-- begin Quoted text --

How Is a CPU Manufactured to be a specific speed

How does Intel (or AMD) construct their CPU in the same product line to have different clock rates? For example, the i7 3270qm and 3920xm both have the same number of transistors and 22nm manufacturing process, but how does Intel build one to be faster and the other slower? Do they start off with the same CPU and somehow reduce the clock speed or take away certain features? Do they change current and voltage? None of the above?

I'm just curious and appreciate any replies.

 

They make all their CPUs in the same way, but there are always variations, they run some tests to determine how high they can go and what features they can support and label them accordingly. Anything not passing the test for the lowest binned CPU is usually recycled. This process is called binning.

 

They burn in a tiny bit of memory on the chip that specifies the settings. They actually put very few cpu's through any tests to determine their performance. They are very good at guessing it. Also chances are that even the lowliest processor in a series, if given the settings of the highest, will function just fine. Intel and AMD determine how many of each processor to make based on demand, not the ability of the processors. When they bin, first priority goes to extreme chips, then mobile chips, then desktop chips. Also in some cases, Intel or AMD disable, or have disabled parts or features of cpu's that were non-functional in order to salvage the product.

 

To put it simply, all CPUs are manufactured as Extreme Editions (or top of the line in product lines where Extreme Editions don't exist). Some come off the assembly line with manufacturing flaws that prevent them from reaching their full potential, but the vast majority are purposely crippled by Intel/AMD to meet market demand at lower price points - after all, not everyone is willing to pay $1000 for a CPU.

 

There's that too, but each cpu will at least go through a minimal amount of testing afaik.

 

Thanks for the replies. They helped.

 

Every cpu is put into a special socket that takes a few seconds and tests the processor for proper electrical connectivity, but that is it.

-- end Quoted text --
-- begin Dataset content --

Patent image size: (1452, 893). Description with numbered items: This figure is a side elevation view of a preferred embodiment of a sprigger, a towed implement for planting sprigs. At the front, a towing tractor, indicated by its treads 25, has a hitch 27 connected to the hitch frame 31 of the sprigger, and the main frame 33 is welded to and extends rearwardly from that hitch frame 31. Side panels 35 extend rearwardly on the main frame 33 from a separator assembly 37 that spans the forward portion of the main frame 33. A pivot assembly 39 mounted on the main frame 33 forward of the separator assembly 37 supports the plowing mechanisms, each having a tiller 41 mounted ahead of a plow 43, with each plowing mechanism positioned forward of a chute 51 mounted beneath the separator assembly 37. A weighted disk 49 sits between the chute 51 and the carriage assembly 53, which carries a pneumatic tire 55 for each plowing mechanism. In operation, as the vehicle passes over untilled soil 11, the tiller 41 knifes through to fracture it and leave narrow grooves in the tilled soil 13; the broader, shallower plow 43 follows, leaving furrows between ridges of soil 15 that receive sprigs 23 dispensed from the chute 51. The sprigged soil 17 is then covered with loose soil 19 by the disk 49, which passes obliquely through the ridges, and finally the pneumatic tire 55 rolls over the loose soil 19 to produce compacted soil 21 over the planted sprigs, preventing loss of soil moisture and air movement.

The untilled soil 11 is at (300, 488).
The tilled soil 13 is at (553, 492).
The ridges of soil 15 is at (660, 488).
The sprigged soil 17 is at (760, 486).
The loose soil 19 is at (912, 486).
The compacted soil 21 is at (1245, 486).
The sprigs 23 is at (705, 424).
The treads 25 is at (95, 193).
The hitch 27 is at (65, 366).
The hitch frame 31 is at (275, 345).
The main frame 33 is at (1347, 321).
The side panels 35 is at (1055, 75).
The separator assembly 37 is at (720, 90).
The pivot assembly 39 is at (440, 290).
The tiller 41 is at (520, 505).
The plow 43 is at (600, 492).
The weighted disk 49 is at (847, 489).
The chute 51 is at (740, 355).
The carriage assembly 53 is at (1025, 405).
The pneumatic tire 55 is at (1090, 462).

-- end Dataset content --

**Tasks for this exercise**.
1. Based on the forum thread on CPU speeds, does each statement agree with it? Answer yes or no for each, quoting the words that decide it.
(a) The process of testing CPUs and labeling them by what they can handle is called binning.
(b) Intel and AMD decide how many of each processor to make based on what the processors are able to do.
(c) When chips are binned, desktop chips get first priority.
2. Which kinds of chips does the forum thread on CPU speeds rank by binning priority? List them in the order the thread gives.

**Answers below**.
1.
(a) Yes: "This process is called binning."
(b) No: "Intel and AMD determine how many of each processor to make based on demand, not the ability of the processors."
(c) No: "When they bin, first priority goes to extreme chips, then mobile chips, then desktop chips."

2.
1. Extreme chips
2. Mobile chips
3. Desktop chips